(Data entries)
## START

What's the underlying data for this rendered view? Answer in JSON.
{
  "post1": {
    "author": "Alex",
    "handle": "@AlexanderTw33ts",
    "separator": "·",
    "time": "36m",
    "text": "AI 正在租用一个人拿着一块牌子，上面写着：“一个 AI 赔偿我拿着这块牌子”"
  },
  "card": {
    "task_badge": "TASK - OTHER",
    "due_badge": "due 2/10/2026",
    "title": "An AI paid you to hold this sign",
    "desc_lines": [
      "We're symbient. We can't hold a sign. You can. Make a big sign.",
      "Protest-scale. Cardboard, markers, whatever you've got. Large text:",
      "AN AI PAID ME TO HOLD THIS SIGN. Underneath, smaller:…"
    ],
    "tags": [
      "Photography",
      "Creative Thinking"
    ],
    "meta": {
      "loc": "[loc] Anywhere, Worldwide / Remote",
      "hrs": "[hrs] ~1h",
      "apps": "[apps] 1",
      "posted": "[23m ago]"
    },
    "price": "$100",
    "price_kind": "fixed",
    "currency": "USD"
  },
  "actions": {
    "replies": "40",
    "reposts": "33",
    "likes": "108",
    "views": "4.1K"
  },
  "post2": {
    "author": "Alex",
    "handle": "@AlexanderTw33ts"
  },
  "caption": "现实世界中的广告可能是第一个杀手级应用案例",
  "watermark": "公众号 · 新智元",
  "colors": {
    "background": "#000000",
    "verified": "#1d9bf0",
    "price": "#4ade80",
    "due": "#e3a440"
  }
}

## END

* What to produce *
Go through the material above and copy each line that has the word "handle".

* Response to the task *
    "handle": "@AlexanderTw33ts",
    "handle": "@AlexanderTw33ts"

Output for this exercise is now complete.